──────── Input rows

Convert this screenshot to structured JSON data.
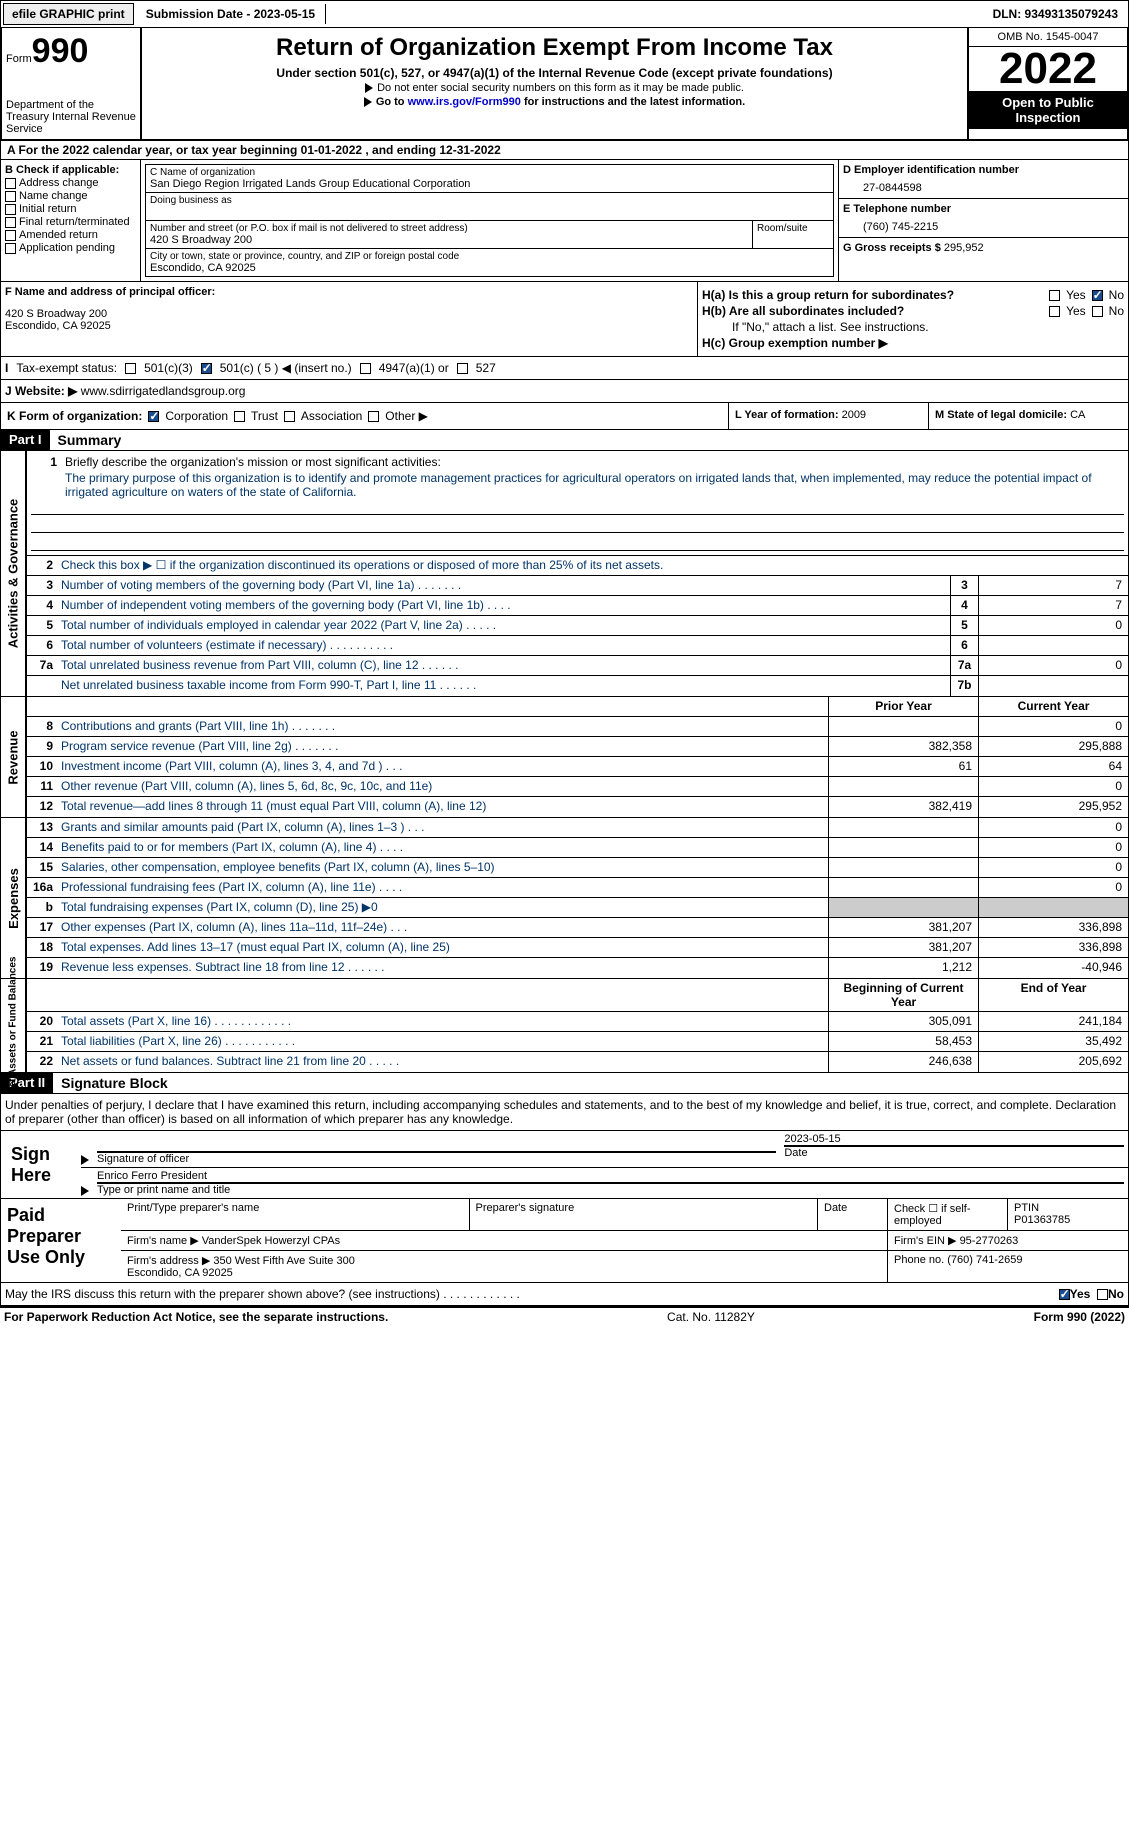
{
  "top": {
    "efile": "efile GRAPHIC print",
    "submission": "Submission Date - 2023-05-15",
    "dln": "DLN: 93493135079243"
  },
  "header": {
    "form_word": "Form",
    "form_num": "990",
    "dept": "Department of the Treasury Internal Revenue Service",
    "title": "Return of Organization Exempt From Income Tax",
    "sub1": "Under section 501(c), 527, or 4947(a)(1) of the Internal Revenue Code (except private foundations)",
    "sub2a": "Do not enter social security numbers on this form as it may be made public.",
    "sub2b_pre": "Go to ",
    "sub2b_link": "www.irs.gov/Form990",
    "sub2b_post": " for instructions and the latest information.",
    "omb": "OMB No. 1545-0047",
    "year": "2022",
    "open": "Open to Public Inspection"
  },
  "rowA": "A  For the 2022 calendar year, or tax year beginning 01-01-2022    , and ending 12-31-2022",
  "colB": {
    "hd": "B Check if applicable:",
    "items": [
      "Address change",
      "Name change",
      "Initial return",
      "Final return/terminated",
      "Amended return",
      "Application pending"
    ]
  },
  "colC": {
    "name_lbl": "C Name of organization",
    "name": "San Diego Region Irrigated Lands Group Educational Corporation",
    "dba_lbl": "Doing business as",
    "addr_lbl": "Number and street (or P.O. box if mail is not delivered to street address)",
    "room_lbl": "Room/suite",
    "addr": "420 S Broadway 200",
    "city_lbl": "City or town, state or province, country, and ZIP or foreign postal code",
    "city": "Escondido, CA  92025"
  },
  "colD": {
    "ein_lbl": "D Employer identification number",
    "ein": "27-0844598",
    "tel_lbl": "E Telephone number",
    "tel": "(760) 745-2215",
    "gross_lbl": "G Gross receipts $",
    "gross": "295,952"
  },
  "rowF": {
    "lbl": "F  Name and address of principal officer:",
    "addr": "420 S Broadway 200\nEscondido, CA  92025"
  },
  "rowH": {
    "a": "H(a)  Is this a group return for subordinates?",
    "b": "H(b)  Are all subordinates included?",
    "b2": "If \"No,\" attach a list. See instructions.",
    "c": "H(c)  Group exemption number ▶",
    "yes": "Yes",
    "no": "No"
  },
  "rowI": {
    "lbl": "Tax-exempt status:",
    "c3": "501(c)(3)",
    "c5": "501(c) ( 5 ) ◀ (insert no.)",
    "a4947": "4947(a)(1) or",
    "s527": "527"
  },
  "rowJ": {
    "lbl": "J   Website: ▶",
    "val": " www.sdirrigatedlandsgroup.org"
  },
  "rowK": {
    "lbl": "K Form of organization:",
    "corp": "Corporation",
    "trust": "Trust",
    "assoc": "Association",
    "other": "Other ▶"
  },
  "rowL": {
    "lbl": "L Year of formation:",
    "val": "2009"
  },
  "rowM": {
    "lbl": "M State of legal domicile:",
    "val": "CA"
  },
  "parts": {
    "p1": "Part I",
    "p1t": "Summary",
    "p2": "Part II",
    "p2t": "Signature Block"
  },
  "summary": {
    "l1_lbl": "Briefly describe the organization's mission or most significant activities:",
    "l1_txt": "The primary purpose of this organization is to identify and promote management practices for agricultural operators on irrigated lands that, when implemented, may reduce the potential impact of irrigated agriculture on waters of the state of California.",
    "l2": "Check this box ▶  ☐  if the organization discontinued its operations or disposed of more than 25% of its net assets.",
    "l3": "Number of voting members of the governing body (Part VI, line 1a)   .    .    .    .    .    .    .",
    "l4": "Number of independent voting members of the governing body (Part VI, line 1b)    .    .    .    .",
    "l5": "Total number of individuals employed in calendar year 2022 (Part V, line 2a)   .    .    .    .    .",
    "l6": "Total number of volunteers (estimate if necessary)     .    .    .    .    .    .    .    .    .    .",
    "l7a": "Total unrelated business revenue from Part VIII, column (C), line 12    .    .    .    .    .    .",
    "l7b": "Net unrelated business taxable income from Form 990-T, Part I, line 11    .    .    .    .    .    .",
    "v3": "7",
    "v4": "7",
    "v5": "0",
    "v6": "",
    "v7a": "0",
    "v7b": "",
    "prior": "Prior Year",
    "current": "Current Year",
    "begin": "Beginning of Current Year",
    "end": "End of Year",
    "rows": [
      {
        "n": "8",
        "t": "Contributions and grants (Part VIII, line 1h)    .    .    .    .    .    .    .",
        "p": "",
        "c": "0"
      },
      {
        "n": "9",
        "t": "Program service revenue (Part VIII, line 2g)    .    .    .    .    .    .    .",
        "p": "382,358",
        "c": "295,888"
      },
      {
        "n": "10",
        "t": "Investment income (Part VIII, column (A), lines 3, 4, and 7d )    .    .    .",
        "p": "61",
        "c": "64"
      },
      {
        "n": "11",
        "t": "Other revenue (Part VIII, column (A), lines 5, 6d, 8c, 9c, 10c, and 11e)",
        "p": "",
        "c": "0"
      },
      {
        "n": "12",
        "t": "Total revenue—add lines 8 through 11 (must equal Part VIII, column (A), line 12)",
        "p": "382,419",
        "c": "295,952"
      }
    ],
    "exp": [
      {
        "n": "13",
        "t": "Grants and similar amounts paid (Part IX, column (A), lines 1–3 )    .    .    .",
        "p": "",
        "c": "0"
      },
      {
        "n": "14",
        "t": "Benefits paid to or for members (Part IX, column (A), line 4)    .    .    .    .",
        "p": "",
        "c": "0"
      },
      {
        "n": "15",
        "t": "Salaries, other compensation, employee benefits (Part IX, column (A), lines 5–10)",
        "p": "",
        "c": "0"
      },
      {
        "n": "16a",
        "t": "Professional fundraising fees (Part IX, column (A), line 11e)    .    .    .    .",
        "p": "",
        "c": "0"
      },
      {
        "n": "b",
        "t": "Total fundraising expenses (Part IX, column (D), line 25) ▶0",
        "p": "grey",
        "c": "grey"
      },
      {
        "n": "17",
        "t": "Other expenses (Part IX, column (A), lines 11a–11d, 11f–24e)    .    .    .",
        "p": "381,207",
        "c": "336,898"
      },
      {
        "n": "18",
        "t": "Total expenses. Add lines 13–17 (must equal Part IX, column (A), line 25)",
        "p": "381,207",
        "c": "336,898"
      },
      {
        "n": "19",
        "t": "Revenue less expenses. Subtract line 18 from line 12    .    .    .    .    .    .",
        "p": "1,212",
        "c": "-40,946"
      }
    ],
    "net": [
      {
        "n": "20",
        "t": "Total assets (Part X, line 16)    .    .    .    .    .    .    .    .    .    .    .    .",
        "p": "305,091",
        "c": "241,184"
      },
      {
        "n": "21",
        "t": "Total liabilities (Part X, line 26)    .    .    .    .    .    .    .    .    .    .    .",
        "p": "58,453",
        "c": "35,492"
      },
      {
        "n": "22",
        "t": "Net assets or fund balances. Subtract line 21 from line 20    .    .    .    .    .",
        "p": "246,638",
        "c": "205,692"
      }
    ]
  },
  "sideLabels": {
    "ag": "Activities & Governance",
    "rev": "Revenue",
    "exp": "Expenses",
    "net": "Net Assets or\nFund Balances"
  },
  "sig": {
    "decl": "Under penalties of perjury, I declare that I have examined this return, including accompanying schedules and statements, and to the best of my knowledge and belief, it is true, correct, and complete. Declaration of preparer (other than officer) is based on all information of which preparer has any knowledge.",
    "sign_here": "Sign Here",
    "sig_of": "Signature of officer",
    "date": "Date",
    "date_val": "2023-05-15",
    "name": "Enrico Ferro  President",
    "name_lbl": "Type or print name and title"
  },
  "prep": {
    "title": "Paid Preparer Use Only",
    "print_lbl": "Print/Type preparer's name",
    "sig_lbl": "Preparer's signature",
    "date_lbl": "Date",
    "check_lbl": "Check ☐ if self-employed",
    "ptin_lbl": "PTIN",
    "ptin": "P01363785",
    "firm_lbl": "Firm's name    ▶",
    "firm": "VanderSpek Howerzyl CPAs",
    "ein_lbl": "Firm's EIN ▶",
    "ein": "95-2770263",
    "addr_lbl": "Firm's address ▶",
    "addr": "350 West Fifth Ave Suite 300\nEscondido, CA  92025",
    "phone_lbl": "Phone no.",
    "phone": "(760) 741-2659"
  },
  "may": {
    "txt": "May the IRS discuss this return with the preparer shown above? (see instructions)    .    .    .    .    .    .    .    .    .    .    .    .",
    "yes": "Yes",
    "no": "No"
  },
  "footer": {
    "l": "For Paperwork Reduction Act Notice, see the separate instructions.",
    "m": "Cat. No. 11282Y",
    "r": "Form 990 (2022)"
  }
}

────────────────

> Objective
Reproduce every line of the listing above in which the string "calendar" appears.

> Solution to the exercise
  "rowA": "A  For the 2022 calendar year, or tax year beginning 01-01-2022    , and ending 12-31-2022",
    "l5": "Total number of individuals employed in calendar year 2022 (Part V, line 2a)   .    .    .    .    .",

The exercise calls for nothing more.